## Supplied material
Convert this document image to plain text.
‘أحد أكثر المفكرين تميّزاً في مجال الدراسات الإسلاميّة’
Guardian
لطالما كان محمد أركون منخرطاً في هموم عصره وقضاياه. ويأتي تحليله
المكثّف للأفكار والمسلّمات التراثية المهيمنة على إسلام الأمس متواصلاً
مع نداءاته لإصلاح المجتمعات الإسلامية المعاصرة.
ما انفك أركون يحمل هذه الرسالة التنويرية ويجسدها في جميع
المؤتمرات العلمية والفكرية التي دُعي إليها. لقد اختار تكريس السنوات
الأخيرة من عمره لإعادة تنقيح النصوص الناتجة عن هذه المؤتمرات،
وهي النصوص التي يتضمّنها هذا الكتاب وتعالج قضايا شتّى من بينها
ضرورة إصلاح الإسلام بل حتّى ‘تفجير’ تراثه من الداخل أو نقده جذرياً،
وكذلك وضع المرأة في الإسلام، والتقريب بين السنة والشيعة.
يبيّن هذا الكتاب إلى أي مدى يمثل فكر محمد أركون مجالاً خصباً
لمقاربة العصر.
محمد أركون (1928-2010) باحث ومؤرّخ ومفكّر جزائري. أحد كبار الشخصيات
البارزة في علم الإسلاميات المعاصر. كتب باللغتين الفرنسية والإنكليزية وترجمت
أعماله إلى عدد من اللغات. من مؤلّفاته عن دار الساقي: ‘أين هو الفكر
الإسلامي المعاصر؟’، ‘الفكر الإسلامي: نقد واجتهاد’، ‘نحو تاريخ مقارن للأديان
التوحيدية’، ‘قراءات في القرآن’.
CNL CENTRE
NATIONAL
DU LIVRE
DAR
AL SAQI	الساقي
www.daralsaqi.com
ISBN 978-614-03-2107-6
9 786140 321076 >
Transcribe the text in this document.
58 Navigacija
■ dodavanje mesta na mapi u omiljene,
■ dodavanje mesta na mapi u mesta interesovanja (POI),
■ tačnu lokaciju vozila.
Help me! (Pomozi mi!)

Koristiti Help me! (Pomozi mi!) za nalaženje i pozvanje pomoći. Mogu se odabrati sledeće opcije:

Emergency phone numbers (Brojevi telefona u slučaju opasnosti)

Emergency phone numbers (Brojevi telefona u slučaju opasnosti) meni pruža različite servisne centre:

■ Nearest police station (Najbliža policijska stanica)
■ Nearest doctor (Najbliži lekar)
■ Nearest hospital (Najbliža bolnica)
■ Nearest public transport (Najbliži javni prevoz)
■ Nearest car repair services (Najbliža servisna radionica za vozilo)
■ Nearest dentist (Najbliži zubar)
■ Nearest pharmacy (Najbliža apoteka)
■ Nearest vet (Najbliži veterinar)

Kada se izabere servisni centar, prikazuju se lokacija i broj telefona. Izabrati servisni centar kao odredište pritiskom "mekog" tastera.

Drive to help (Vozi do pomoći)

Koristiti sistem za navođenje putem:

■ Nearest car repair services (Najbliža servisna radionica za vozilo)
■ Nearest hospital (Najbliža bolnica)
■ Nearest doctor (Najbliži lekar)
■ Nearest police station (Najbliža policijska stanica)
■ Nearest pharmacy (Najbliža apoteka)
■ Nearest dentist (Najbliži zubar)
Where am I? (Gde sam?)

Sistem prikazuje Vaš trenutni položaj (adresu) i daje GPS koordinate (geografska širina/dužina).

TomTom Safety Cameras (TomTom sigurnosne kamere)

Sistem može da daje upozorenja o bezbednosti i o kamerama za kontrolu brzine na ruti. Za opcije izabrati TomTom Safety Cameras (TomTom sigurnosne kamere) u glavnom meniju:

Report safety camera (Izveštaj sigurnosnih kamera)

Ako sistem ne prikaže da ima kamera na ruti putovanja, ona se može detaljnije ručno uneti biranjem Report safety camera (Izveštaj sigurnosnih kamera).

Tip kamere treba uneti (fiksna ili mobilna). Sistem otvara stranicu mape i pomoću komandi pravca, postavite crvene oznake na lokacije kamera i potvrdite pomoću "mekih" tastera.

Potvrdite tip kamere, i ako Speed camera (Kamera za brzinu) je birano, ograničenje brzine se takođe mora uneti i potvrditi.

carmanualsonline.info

## Exercise brief
Copy out each line of the records that holds the string "Cameras".

## Task solution
TomTom Safety Cameras (TomTom sigurnosne kamere)
Sistem može da daje upozorenja o bezbednosti i o kamerama za kontrolu brzine na ruti. Za opcije izabrati TomTom Safety Cameras (TomTom sigurnosne kamere) u glavnom meniju:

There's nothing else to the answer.